--- Start of Recorded data ---
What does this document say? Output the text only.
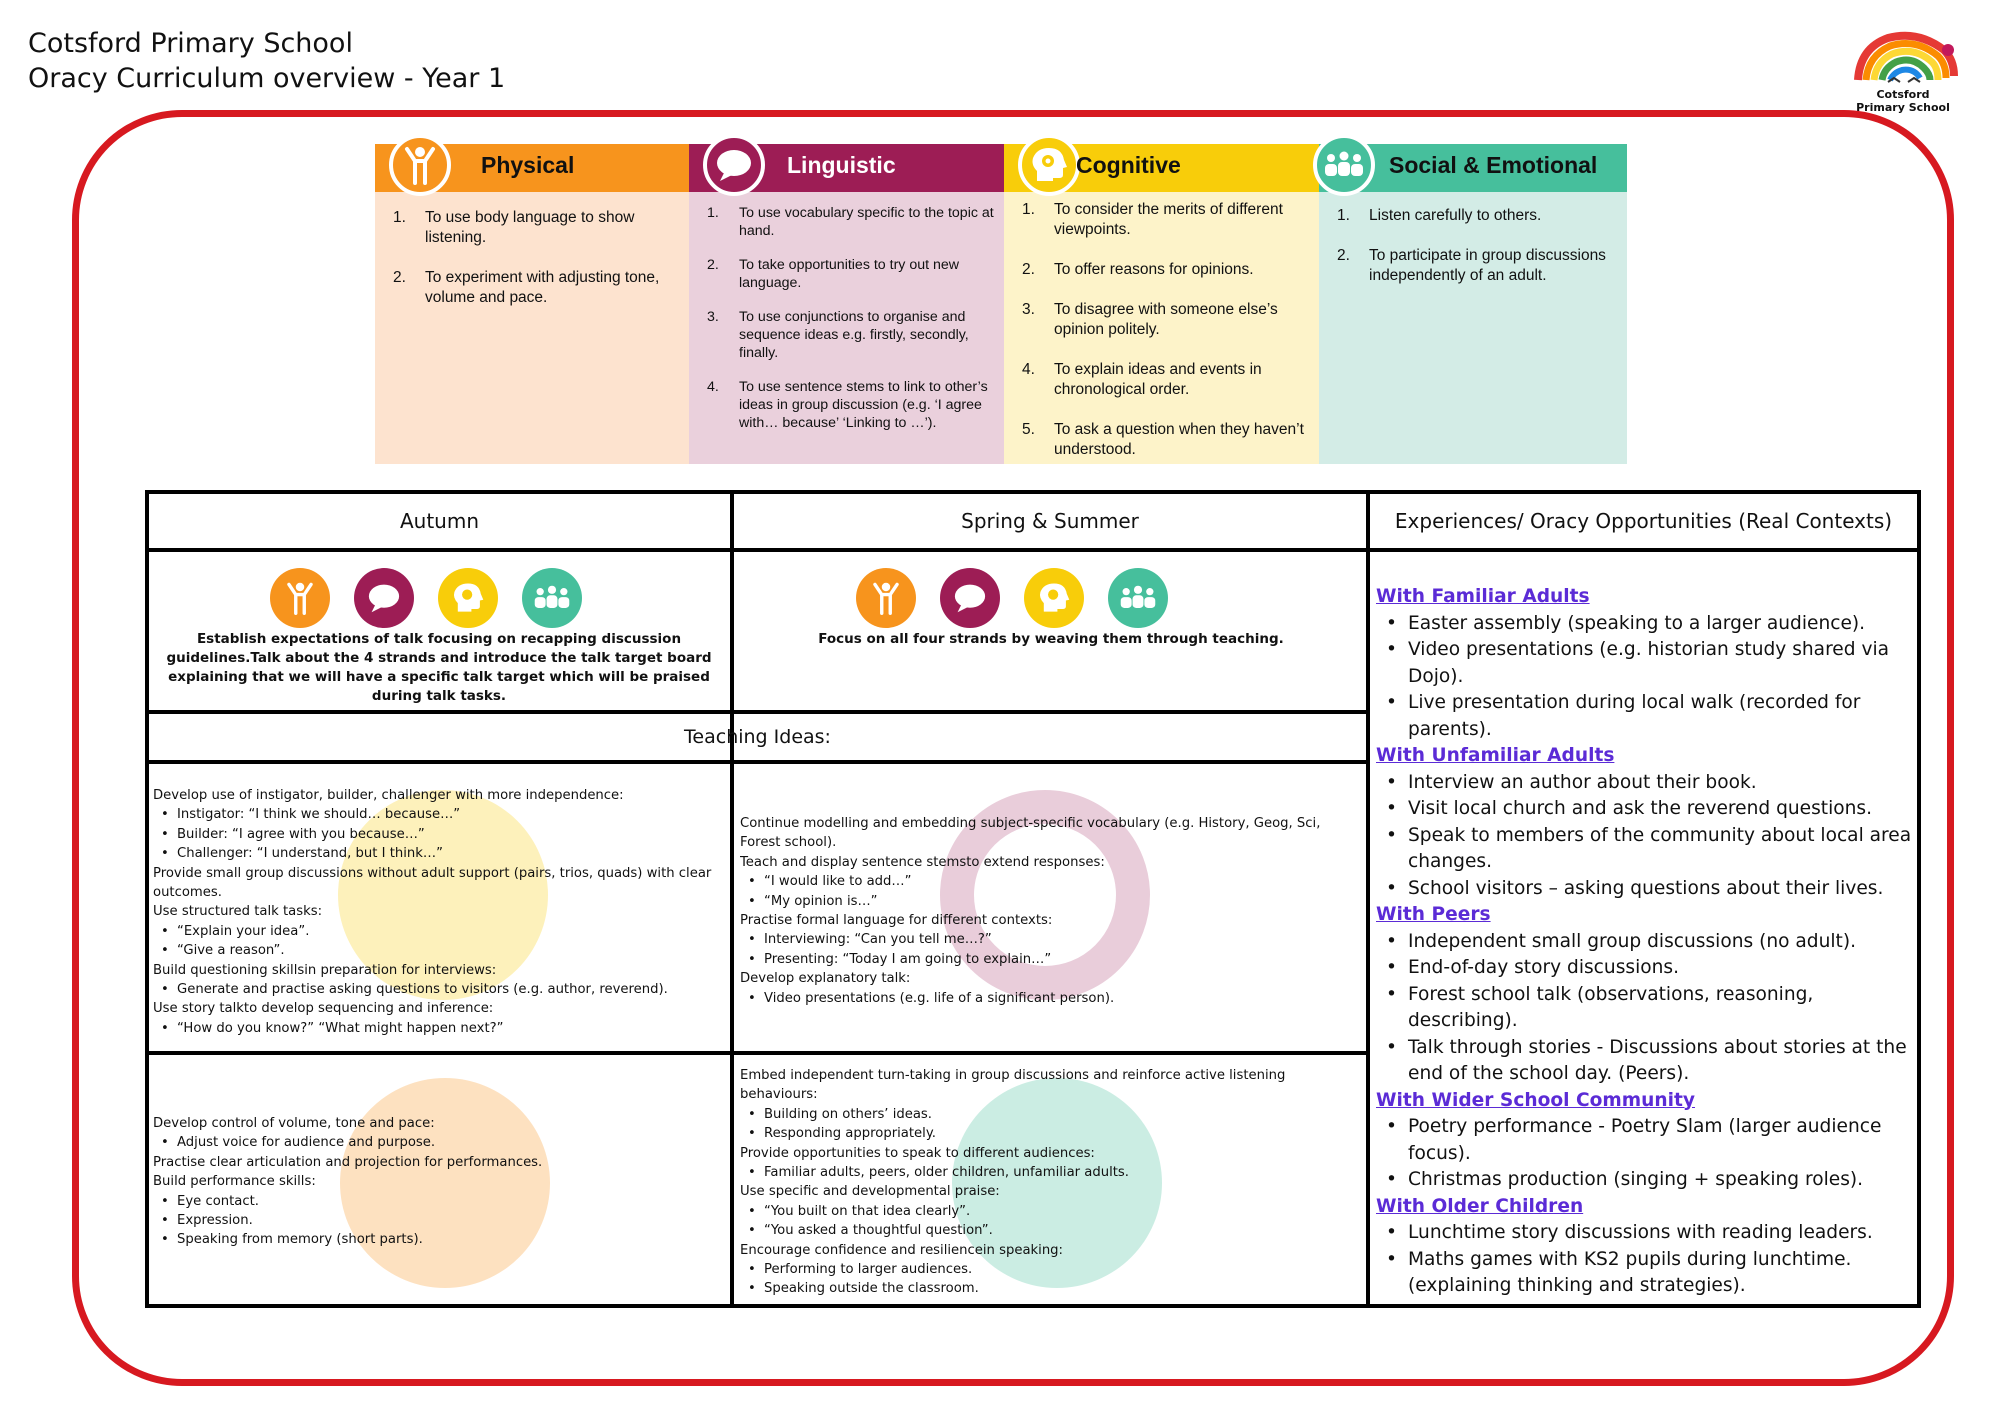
Cotsford Primary School
Oracy Curriculum overview - Year 1
Cotsford
Primary School
Physical
To use body language to show listening.
To experiment with adjusting tone, volume and pace.
Linguistic
To use vocabulary specific to the topic at hand.
To take opportunities to try out new language.
To use conjunctions to organise and sequence ideas e.g. firstly, secondly, finally.
To use sentence stems to link to other’s ideas in group discussion (e.g. ‘I agree with… because’ ‘Linking to …’).
Cognitive
To consider the merits of different viewpoints.
To offer reasons for opinions.
To disagree with someone else’s opinion politely.
To explain ideas and events in chronological order.
To ask a question when they haven’t understood.
Social & Emotional
Listen carefully to others.
To participate in group discussions independently of an adult.
Autumn	Spring & Summer	Experiences/ Oracy Opportunities (Real Contexts)
Establish expectations of talk focusing on recapping discussion guidelines.Talk about the 4 strands and introduce the talk target board explaining that we will have a specific talk target which will be praised during talk tasks.
Focus on all four strands by weaving them through teaching.
Teaching Ideas:
Develop use of instigator, builder, challenger with more independence:
• Instigator: “I think we should… because…”
• Builder: “I agree with you because…”
• Challenger: “I understand, but I think…”
Provide small group discussions without adult support (pairs, trios, quads) with clear outcomes.
Use structured talk tasks:
• “Explain your idea”.
• “Give a reason”.
Build questioning skillsin preparation for interviews:
• Generate and practise asking questions to visitors (e.g. author, reverend).
Use story talkto develop sequencing and inference:
• “How do you know?” “What might happen next?”
Continue modelling and embedding subject-specific vocabulary (e.g. History, Geog, Sci, Forest school).
Teach and display sentence stemsto extend responses:
• “I would like to add…”
• “My opinion is…”
Practise formal language for different contexts:
• Interviewing: “Can you tell me…?”
• Presenting: “Today I am going to explain…”
Develop explanatory talk:
• Video presentations (e.g. life of a significant person).
Develop control of volume, tone and pace:
• Adjust voice for audience and purpose.
Practise clear articulation and projection for performances.
Build performance skills:
• Eye contact.
• Expression.
• Speaking from memory (short parts).
Embed independent turn-taking in group discussions and reinforce active listening behaviours:
• Building on others’ ideas.
• Responding appropriately.
Provide opportunities to speak to different audiences:
• Familiar adults, peers, older children, unfamiliar adults.
Use specific and developmental praise:
• “You built on that idea clearly”.
• “You asked a thoughtful question”.
Encourage confidence and resiliencein speaking:
• Performing to larger audiences.
• Speaking outside the classroom.
With Familiar Adults
• Easter assembly (speaking to a larger audience).
• Video presentations (e.g. historian study shared via Dojo).
• Live presentation during local walk (recorded for parents).
With Unfamiliar Adults
• Interview an author about their book.
• Visit local church and ask the reverend questions.
• Speak to members of the community about local area changes.
• School visitors – asking questions about their lives.
With Peers
• Independent small group discussions (no adult).
• End-of-day story discussions.
• Forest school talk (observations, reasoning, describing).
• Talk through stories - Discussions about stories at the end of the school day. (Peers).
With Wider School Community
• Poetry performance - Poetry Slam (larger audience focus).
• Christmas production (singing + speaking roles).
With Older Children
• Lunchtime story discussions with reading leaders.
• Maths games with KS2 pupils during lunchtime. (explaining thinking and strategies).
--- End of Recorded data ---
What needs to be done: List the lines of the material in which the word "specific" occurs.

Task solution:
To use vocabulary specific to the topic at hand.
Establish expectations of talk focusing on recapping discussion guidelines.Talk about the 4 strands and introduce the talk target board explaining that we will have a specific talk target which will be praised during talk tasks.
Continue modelling and embedding subject-specific vocabulary (e.g. History, Geog, Sci, Forest school).
Use specific and developmental praise:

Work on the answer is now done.